▶ Set task
Copy out all lines of the records in which the word "circle" appears.

▶ Dataset rows
• • • •

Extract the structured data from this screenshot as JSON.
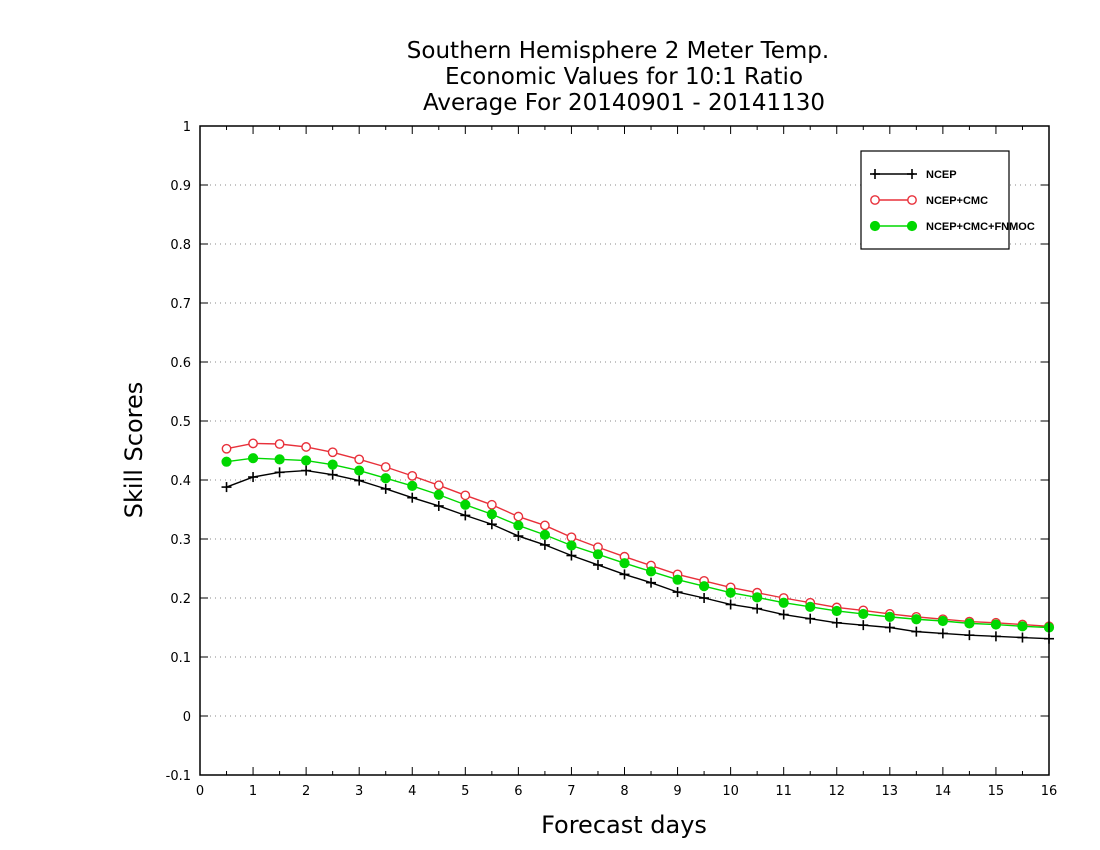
{
  "chart_data": {
    "type": "line",
    "title": [
      "Southern Hemisphere 2 Meter Temp.",
      "Economic Values for 10:1 Ratio",
      "Average For 20140901 - 20141130"
    ],
    "xlabel": "Forecast days",
    "ylabel": "Skill Scores",
    "xlim": [
      0,
      16
    ],
    "ylim": [
      -0.1,
      1
    ],
    "xticks": [
      "0",
      "1",
      "2",
      "3",
      "4",
      "5",
      "6",
      "7",
      "8",
      "9",
      "10",
      "11",
      "12",
      "13",
      "14",
      "15",
      "16"
    ],
    "yticks": [
      "-0.1",
      "0",
      "0.1",
      "0.2",
      "0.3",
      "0.4",
      "0.5",
      "0.6",
      "0.7",
      "0.8",
      "0.9",
      "1"
    ],
    "grid": "horizontal-dotted",
    "legend_position": "top-right",
    "x": [
      0.5,
      1,
      1.5,
      2,
      2.5,
      3,
      3.5,
      4,
      4.5,
      5,
      5.5,
      6,
      6.5,
      7,
      7.5,
      8,
      8.5,
      9,
      9.5,
      10,
      10.5,
      11,
      11.5,
      12,
      12.5,
      13,
      13.5,
      14,
      14.5,
      15,
      15.5,
      16
    ],
    "series": [
      {
        "name": "NCEP",
        "color": "#000000",
        "marker": "plus",
        "values": [
          0.388,
          0.405,
          0.413,
          0.416,
          0.409,
          0.399,
          0.385,
          0.37,
          0.356,
          0.34,
          0.325,
          0.305,
          0.29,
          0.272,
          0.256,
          0.24,
          0.226,
          0.21,
          0.2,
          0.189,
          0.182,
          0.172,
          0.165,
          0.158,
          0.154,
          0.15,
          0.143,
          0.14,
          0.137,
          0.135,
          0.133,
          0.131
        ]
      },
      {
        "name": "NCEP+CMC",
        "color": "#e8303a",
        "marker": "open-circle",
        "values": [
          0.453,
          0.462,
          0.461,
          0.456,
          0.447,
          0.435,
          0.422,
          0.407,
          0.391,
          0.374,
          0.358,
          0.338,
          0.323,
          0.303,
          0.286,
          0.27,
          0.255,
          0.24,
          0.229,
          0.218,
          0.209,
          0.2,
          0.192,
          0.184,
          0.179,
          0.173,
          0.168,
          0.164,
          0.16,
          0.158,
          0.155,
          0.152
        ]
      },
      {
        "name": "NCEP+CMC+FNMOC",
        "color": "#00d800",
        "marker": "filled-circle",
        "values": [
          0.431,
          0.437,
          0.435,
          0.433,
          0.426,
          0.416,
          0.403,
          0.39,
          0.375,
          0.358,
          0.342,
          0.323,
          0.307,
          0.289,
          0.274,
          0.259,
          0.245,
          0.231,
          0.22,
          0.209,
          0.201,
          0.192,
          0.185,
          0.178,
          0.173,
          0.168,
          0.164,
          0.161,
          0.157,
          0.155,
          0.152,
          0.15
        ]
      }
    ]
  }
}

• • • •

▶ Exercise solution
        "marker": "open-circle",
        "marker": "filled-circle",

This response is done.